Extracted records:

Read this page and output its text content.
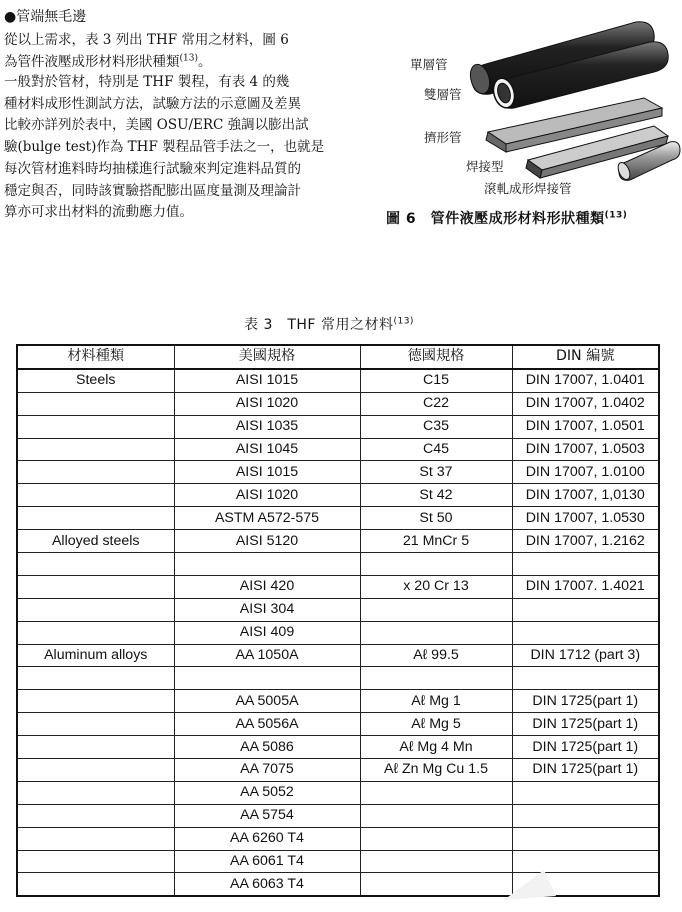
●管端無毛邊
從以上需求，表 3 列出 THF 常用之材料，圖 6
為管件液壓成形材料形狀種類$^{(13)}$。
一般對於管材，特別是 THF 製程，有表 4 的幾
種材料成形性測試方法，試驗方法的示意圖及差異
比較亦詳列於表中，美國 OSU/ERC 強調以膨出試
驗(bulge test)作為 THF 製程品管手法之一，也就是
每次管材進料時均抽樣進行試驗來判定進料品質的
穩定與否，同時該實驗搭配膨出區度量測及理論計
算亦可求出材料的流動應力值。
單層管
雙層管
擠形管
焊接型
滾軋成形焊接管
圖 6　管件液壓成形材料形狀種類$^{(13)}$
表 3　THF 常用之材料$^{(13)}$
材料種類	美國規格	德國規格	DIN 編號
Steels	AISI 1015	C15	DIN 17007, 1.0401
	AISI 1020	C22	DIN 17007, 1.0402
	AISI 1035	C35	DIN 17007, 1.0501
	AISI 1045	C45	DIN 17007, 1.0503
	AISI 1015	St 37	DIN 17007, 1.0100
	AISI 1020	St 42	DIN 17007, 1,0130
	ASTM A572-575	St 50	DIN 17007, 1.0530
Alloyed steels	AISI 5120	21 MnCr 5	DIN 17007, 1.2162

	AISI 420	x 20 Cr 13	DIN 17007. 1.4021
	AISI 304		
	AISI 409		
Aluminum alloys	AA 1050A	Aℓ 99.5	DIN 1712 (part 3)

	AA 5005A	Aℓ Mg 1	DIN 1725(part 1)
	AA 5056A	Aℓ Mg 5	DIN 1725(part 1)
	AA 5086	Aℓ Mg 4 Mn	DIN 1725(part 1)
	AA 7075	Aℓ Zn Mg Cu 1.5	DIN 1725(part 1)
	AA 5052		
	AA 5754		
	AA 6260 T4		
	AA 6061 T4		
	AA 6063 T4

## PROBLEM REQUIREMENTS
Reproduce every line exactly and omit all pictures.

## RESPONSE FOR THIS EXERCISE
Read this page and output its text content.
●管端無毛邊
從以上需求，表 3 列出 THF 常用之材料，圖 6
為管件液壓成形材料形狀種類$^{(13)}$。
一般對於管材，特別是 THF 製程，有表 4 的幾
種材料成形性測試方法，試驗方法的示意圖及差異
比較亦詳列於表中，美國 OSU/ERC 強調以膨出試
驗(bulge test)作為 THF 製程品管手法之一，也就是
每次管材進料時均抽樣進行試驗來判定進料品質的
穩定與否，同時該實驗搭配膨出區度量測及理論計
算亦可求出材料的流動應力值。
單層管
雙層管
擠形管
焊接型
滾軋成形焊接管
圖 6　管件液壓成形材料形狀種類$^{(13)}$
表 3　THF 常用之材料$^{(13)}$
材料種類	美國規格	德國規格	DIN 編號
Steels	AISI 1015	C15	DIN 17007, 1.0401
	AISI 1020	C22	DIN 17007, 1.0402
	AISI 1035	C35	DIN 17007, 1.0501
	AISI 1045	C45	DIN 17007, 1.0503
	AISI 1015	St 37	DIN 17007, 1.0100
	AISI 1020	St 42	DIN 17007, 1,0130
	ASTM A572-575	St 50	DIN 17007, 1.0530
Alloyed steels	AISI 5120	21 MnCr 5	DIN 17007, 1.2162

	AISI 420	x 20 Cr 13	DIN 17007. 1.4021
	AISI 304		
	AISI 409		
Aluminum alloys	AA 1050A	Aℓ 99.5	DIN 1712 (part 3)

	AA 5005A	Aℓ Mg 1	DIN 1725(part 1)
	AA 5056A	Aℓ Mg 5	DIN 1725(part 1)
	AA 5086	Aℓ Mg 4 Mn	DIN 1725(part 1)
	AA 7075	Aℓ Zn Mg Cu 1.5	DIN 1725(part 1)
	AA 5052		
	AA 5754		
	AA 6260 T4		
	AA 6061 T4		
	AA 6063 T4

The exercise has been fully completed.